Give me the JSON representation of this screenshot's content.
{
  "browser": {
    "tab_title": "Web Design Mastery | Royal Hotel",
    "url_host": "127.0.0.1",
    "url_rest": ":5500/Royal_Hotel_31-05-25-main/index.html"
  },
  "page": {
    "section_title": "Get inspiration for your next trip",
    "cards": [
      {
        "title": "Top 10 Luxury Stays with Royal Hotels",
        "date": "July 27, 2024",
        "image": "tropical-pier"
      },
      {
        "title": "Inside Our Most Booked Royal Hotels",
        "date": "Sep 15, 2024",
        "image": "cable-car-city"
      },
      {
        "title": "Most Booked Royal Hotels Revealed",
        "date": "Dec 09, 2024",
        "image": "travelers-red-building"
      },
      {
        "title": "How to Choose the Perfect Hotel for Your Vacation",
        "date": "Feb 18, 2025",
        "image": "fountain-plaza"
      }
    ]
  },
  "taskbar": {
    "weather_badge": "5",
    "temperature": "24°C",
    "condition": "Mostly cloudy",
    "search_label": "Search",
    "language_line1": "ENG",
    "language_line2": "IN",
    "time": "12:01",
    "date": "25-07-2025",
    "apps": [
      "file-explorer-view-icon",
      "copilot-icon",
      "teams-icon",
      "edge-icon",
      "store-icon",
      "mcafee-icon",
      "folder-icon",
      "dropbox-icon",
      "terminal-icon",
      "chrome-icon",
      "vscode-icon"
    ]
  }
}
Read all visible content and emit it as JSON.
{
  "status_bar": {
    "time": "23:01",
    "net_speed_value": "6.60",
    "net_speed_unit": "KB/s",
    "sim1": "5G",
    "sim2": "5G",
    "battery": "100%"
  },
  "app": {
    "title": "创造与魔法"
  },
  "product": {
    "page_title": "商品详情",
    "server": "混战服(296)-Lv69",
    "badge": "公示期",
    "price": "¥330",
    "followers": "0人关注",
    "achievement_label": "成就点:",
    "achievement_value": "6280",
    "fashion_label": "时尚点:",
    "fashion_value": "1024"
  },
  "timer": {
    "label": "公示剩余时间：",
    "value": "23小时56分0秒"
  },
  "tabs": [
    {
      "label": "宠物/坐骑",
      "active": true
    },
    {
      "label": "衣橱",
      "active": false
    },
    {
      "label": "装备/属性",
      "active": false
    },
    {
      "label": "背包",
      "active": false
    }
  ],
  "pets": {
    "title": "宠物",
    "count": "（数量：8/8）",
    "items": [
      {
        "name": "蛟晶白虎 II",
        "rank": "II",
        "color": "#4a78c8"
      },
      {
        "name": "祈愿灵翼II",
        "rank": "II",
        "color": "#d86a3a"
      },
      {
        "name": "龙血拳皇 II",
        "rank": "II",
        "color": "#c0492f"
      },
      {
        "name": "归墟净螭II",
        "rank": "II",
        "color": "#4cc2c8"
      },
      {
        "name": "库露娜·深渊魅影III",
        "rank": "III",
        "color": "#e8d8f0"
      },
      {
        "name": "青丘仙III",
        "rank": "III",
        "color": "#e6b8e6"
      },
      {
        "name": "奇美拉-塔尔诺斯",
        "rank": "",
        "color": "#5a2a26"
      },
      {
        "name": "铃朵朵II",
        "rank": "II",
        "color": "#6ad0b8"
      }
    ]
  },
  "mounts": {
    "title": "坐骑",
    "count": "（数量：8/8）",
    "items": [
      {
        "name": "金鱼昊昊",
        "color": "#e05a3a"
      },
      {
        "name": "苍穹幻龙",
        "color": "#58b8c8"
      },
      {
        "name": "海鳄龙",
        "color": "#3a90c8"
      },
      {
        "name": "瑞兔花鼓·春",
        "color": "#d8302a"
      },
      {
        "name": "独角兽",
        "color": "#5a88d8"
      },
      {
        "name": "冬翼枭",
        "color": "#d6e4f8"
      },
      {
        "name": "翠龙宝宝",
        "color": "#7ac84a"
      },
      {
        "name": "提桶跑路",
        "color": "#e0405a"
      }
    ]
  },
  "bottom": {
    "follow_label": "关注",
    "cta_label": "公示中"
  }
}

Directions:
Where a line of the entries contains the word "date", copy that line.

Problem solution:
        "date": "July 27, 2024",
        "date": "Sep 15, 2024",
        "date": "Dec 09, 2024",
        "date": "Feb 18, 2025",
    "date": "25-07-2025",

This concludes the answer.